■ WHAT TO WORK ON
Pull out each line of the data that includes the word "from".

+++

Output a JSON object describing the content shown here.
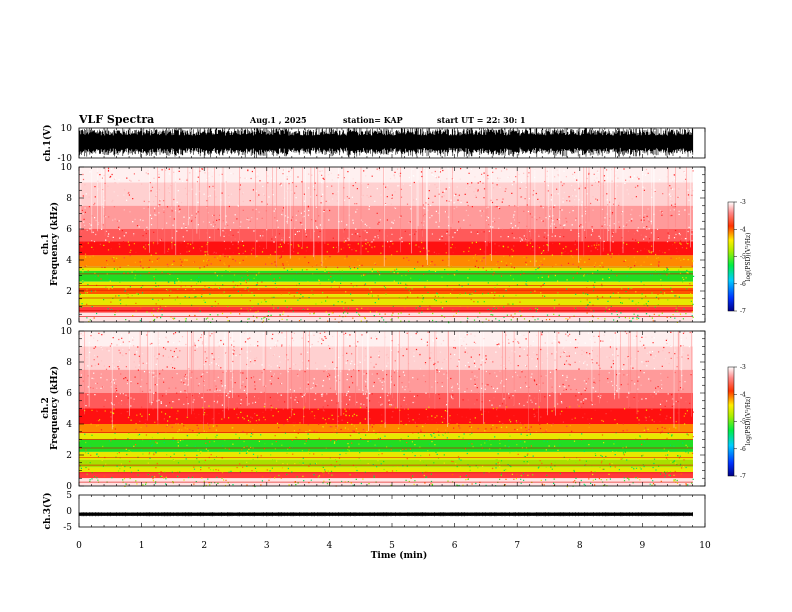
{
  "header": {
    "title": "VLF Spectra",
    "date": "Aug.1  , 2025",
    "station": "station= KAP",
    "start": "start  UT  =   22: 30: 1"
  },
  "colors": {
    "spec_low": "#0000aa",
    "spec_mid": "#22dd22",
    "spec_yellow": "#e8e800",
    "spec_high": "#ff1010",
    "spec_top": "#ffffff",
    "trace": "#000000"
  },
  "chart_data": [
    {
      "type": "line",
      "id": "ch1-waveform",
      "ylabel": "ch.1(V)",
      "ylim": [
        -10,
        10
      ],
      "yticks": [
        "10",
        "-10"
      ],
      "xlim": [
        0,
        10
      ],
      "description_series": "dense waveform filling most of the range, data extends to ~9.85 min"
    },
    {
      "type": "heatmap",
      "id": "ch1-spectrogram",
      "ylabel_top": "ch.1",
      "ylabel": "Frequency  (kHz)",
      "ylim": [
        0,
        10
      ],
      "yticks": [
        "0",
        "2",
        "4",
        "6",
        "8",
        "10"
      ],
      "xlim": [
        0,
        10
      ],
      "bands_kHz": [
        {
          "from": 0,
          "to": 1.0,
          "level": "mixed"
        },
        {
          "from": 1.0,
          "to": 3.6,
          "level": "green-yellow"
        },
        {
          "from": 3.6,
          "to": 5.2,
          "level": "yellow-red"
        },
        {
          "from": 5.2,
          "to": 10,
          "level": "red-white"
        }
      ],
      "colorbar": {
        "label": "log(PSD)(V²/Hz)",
        "range": [
          -7,
          -3
        ],
        "ticks": [
          "-3",
          "-4",
          "-5",
          "-6",
          "-7"
        ]
      }
    },
    {
      "type": "heatmap",
      "id": "ch2-spectrogram",
      "ylabel_top": "ch.2",
      "ylabel": "Frequency  (kHz)",
      "ylim": [
        0,
        10
      ],
      "yticks": [
        "0",
        "2",
        "4",
        "6",
        "8",
        "10"
      ],
      "xlim": [
        0,
        10
      ],
      "bands_kHz": [
        {
          "from": 0,
          "to": 1.0,
          "level": "mixed"
        },
        {
          "from": 1.0,
          "to": 3.4,
          "level": "green-yellow"
        },
        {
          "from": 3.4,
          "to": 5.0,
          "level": "yellow-red"
        },
        {
          "from": 5.0,
          "to": 10,
          "level": "red-white"
        }
      ],
      "colorbar": {
        "label": "log(PSD)(V²/Hz)",
        "range": [
          -7,
          -3
        ],
        "ticks": [
          "-3",
          "-4",
          "-5",
          "-6",
          "-7"
        ]
      }
    },
    {
      "type": "line",
      "id": "ch3-waveform",
      "ylabel": "ch.3(V)",
      "ylim": [
        -5,
        5
      ],
      "yticks": [
        "5",
        "0",
        "-5"
      ],
      "xlim": [
        0,
        10
      ],
      "xlabel": "Time  (min)",
      "xticks": [
        "0",
        "1",
        "2",
        "3",
        "4",
        "5",
        "6",
        "7",
        "8",
        "9",
        "10"
      ],
      "level_mean": -1.0,
      "level_amplitude": 0.5
    }
  ]
}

+++

■ ANSWER
          "from": 0,
          "from": 1.0,
          "from": 3.6,
          "from": 5.2,
          "from": 0,
          "from": 1.0,
          "from": 3.4,
          "from": 5.0,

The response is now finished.